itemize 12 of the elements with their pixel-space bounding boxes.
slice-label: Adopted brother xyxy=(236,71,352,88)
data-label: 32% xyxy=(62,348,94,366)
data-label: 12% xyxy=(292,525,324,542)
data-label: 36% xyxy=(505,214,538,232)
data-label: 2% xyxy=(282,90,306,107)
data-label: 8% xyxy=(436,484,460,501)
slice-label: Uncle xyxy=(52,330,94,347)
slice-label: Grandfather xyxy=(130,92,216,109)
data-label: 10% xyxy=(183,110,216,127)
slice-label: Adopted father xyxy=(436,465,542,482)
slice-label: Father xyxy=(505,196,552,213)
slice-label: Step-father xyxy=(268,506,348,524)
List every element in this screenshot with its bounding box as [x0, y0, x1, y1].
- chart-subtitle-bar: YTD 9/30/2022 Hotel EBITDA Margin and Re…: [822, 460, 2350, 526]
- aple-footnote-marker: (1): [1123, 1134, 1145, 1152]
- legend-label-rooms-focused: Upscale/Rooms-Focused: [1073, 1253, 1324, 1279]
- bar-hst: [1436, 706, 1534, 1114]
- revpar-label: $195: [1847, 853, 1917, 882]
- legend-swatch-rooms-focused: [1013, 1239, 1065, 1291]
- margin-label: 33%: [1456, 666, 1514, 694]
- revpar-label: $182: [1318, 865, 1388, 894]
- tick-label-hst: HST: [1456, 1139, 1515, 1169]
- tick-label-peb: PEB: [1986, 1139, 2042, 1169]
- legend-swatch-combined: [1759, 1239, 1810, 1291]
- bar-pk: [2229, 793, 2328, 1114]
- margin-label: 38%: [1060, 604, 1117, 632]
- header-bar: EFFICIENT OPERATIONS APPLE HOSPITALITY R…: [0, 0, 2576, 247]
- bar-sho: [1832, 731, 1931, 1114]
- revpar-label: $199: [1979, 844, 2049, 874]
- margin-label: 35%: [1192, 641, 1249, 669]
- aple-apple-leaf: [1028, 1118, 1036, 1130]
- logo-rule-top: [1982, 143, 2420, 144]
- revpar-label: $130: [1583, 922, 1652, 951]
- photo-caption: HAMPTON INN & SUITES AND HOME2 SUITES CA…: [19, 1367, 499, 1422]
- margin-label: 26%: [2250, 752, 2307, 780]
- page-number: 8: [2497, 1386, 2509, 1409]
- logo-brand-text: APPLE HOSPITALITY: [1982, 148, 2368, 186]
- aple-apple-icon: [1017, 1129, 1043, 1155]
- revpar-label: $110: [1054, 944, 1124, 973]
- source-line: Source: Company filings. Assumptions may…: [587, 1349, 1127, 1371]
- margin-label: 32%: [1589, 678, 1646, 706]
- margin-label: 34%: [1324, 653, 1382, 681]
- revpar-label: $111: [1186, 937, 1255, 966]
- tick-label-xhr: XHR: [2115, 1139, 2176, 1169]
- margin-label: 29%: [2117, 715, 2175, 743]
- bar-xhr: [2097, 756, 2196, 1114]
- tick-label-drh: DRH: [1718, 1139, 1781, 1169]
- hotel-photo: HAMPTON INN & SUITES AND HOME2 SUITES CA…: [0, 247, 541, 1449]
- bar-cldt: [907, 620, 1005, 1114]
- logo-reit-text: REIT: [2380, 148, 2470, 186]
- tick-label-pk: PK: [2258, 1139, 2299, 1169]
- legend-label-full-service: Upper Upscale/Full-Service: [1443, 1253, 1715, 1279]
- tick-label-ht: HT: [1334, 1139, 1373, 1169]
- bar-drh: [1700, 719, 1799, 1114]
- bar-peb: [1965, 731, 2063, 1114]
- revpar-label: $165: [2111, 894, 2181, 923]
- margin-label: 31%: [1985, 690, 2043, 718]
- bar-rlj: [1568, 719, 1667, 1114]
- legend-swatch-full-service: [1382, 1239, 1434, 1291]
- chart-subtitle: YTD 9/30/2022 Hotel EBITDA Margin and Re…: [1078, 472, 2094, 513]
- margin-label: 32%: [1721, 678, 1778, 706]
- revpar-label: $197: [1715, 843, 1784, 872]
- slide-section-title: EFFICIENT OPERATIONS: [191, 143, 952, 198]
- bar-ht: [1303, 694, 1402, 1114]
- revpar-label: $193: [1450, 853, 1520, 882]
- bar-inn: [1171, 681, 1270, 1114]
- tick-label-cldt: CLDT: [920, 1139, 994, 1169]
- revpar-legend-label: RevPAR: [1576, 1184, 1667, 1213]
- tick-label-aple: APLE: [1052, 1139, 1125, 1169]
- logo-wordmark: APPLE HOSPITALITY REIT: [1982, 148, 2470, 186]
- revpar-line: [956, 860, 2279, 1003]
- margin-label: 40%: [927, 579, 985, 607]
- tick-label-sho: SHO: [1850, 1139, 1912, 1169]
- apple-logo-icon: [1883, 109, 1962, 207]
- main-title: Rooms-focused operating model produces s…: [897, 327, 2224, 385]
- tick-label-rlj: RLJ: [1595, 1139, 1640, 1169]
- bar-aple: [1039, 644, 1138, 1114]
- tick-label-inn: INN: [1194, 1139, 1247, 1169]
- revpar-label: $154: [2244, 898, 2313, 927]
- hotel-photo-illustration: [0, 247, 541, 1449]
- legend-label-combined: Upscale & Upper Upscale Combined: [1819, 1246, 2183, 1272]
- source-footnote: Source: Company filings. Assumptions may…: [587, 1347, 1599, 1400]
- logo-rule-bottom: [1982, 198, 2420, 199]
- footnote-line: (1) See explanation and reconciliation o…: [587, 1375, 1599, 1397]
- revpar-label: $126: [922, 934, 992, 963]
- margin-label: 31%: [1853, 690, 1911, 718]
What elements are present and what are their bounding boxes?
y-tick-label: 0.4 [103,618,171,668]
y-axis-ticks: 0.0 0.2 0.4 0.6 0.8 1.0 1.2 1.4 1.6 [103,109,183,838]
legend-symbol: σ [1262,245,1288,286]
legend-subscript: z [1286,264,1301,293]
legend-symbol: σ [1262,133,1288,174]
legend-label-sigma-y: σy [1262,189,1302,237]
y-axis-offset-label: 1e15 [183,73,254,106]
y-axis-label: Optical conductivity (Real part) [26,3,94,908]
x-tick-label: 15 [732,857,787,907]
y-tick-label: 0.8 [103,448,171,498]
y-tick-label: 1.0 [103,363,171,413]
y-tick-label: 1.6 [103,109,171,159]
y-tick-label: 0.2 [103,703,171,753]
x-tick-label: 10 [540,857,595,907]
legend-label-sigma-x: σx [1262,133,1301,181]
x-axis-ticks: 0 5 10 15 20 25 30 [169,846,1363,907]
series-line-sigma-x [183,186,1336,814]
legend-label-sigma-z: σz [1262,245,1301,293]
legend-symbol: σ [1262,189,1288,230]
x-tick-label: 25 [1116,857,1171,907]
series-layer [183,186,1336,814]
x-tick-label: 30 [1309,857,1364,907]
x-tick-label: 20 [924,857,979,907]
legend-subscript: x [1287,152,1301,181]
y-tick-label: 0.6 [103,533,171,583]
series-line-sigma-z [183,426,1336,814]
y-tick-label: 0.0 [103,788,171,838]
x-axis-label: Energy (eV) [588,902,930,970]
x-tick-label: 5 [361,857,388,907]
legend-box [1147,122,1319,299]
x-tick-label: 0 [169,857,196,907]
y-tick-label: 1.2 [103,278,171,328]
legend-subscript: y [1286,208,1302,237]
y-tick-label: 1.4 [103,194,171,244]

CONSIGNE: Mettez dans une liste JSON de chaînes les lignes qui vont du début de la liste jusqu'à la ligne contenant "List every element", celle-ci comprise. Mettez une chaîne par ligne et laissez de côté les lignes vides.

RÉPONSE:
[
  "itemize 12 of the elements with their pixel-space bounding boxes.",
  "slice-label: Adopted brother xyxy=(236,71,352,88)",
  "data-label: 32% xyxy=(62,348,94,366)",
  "data-label: 12% xyxy=(292,525,324,542)",
  "data-label: 36% xyxy=(505,214,538,232)",
  "data-label: 2% xyxy=(282,90,306,107)",
  "data-label: 8% xyxy=(436,484,460,501)",
  "slice-label: Uncle xyxy=(52,330,94,347)",
  "slice-label: Grandfather xyxy=(130,92,216,109)",
  "data-label: 10% xyxy=(183,110,216,127)",
  "slice-label: Adopted father xyxy=(436,465,542,482)",
  "slice-label: Father xyxy=(505,196,552,213)",
  "slice-label: Step-father xyxy=(268,506,348,524)",
  "List every element in this screenshot with its bounding box as [x0, y0, x1, y1]."
]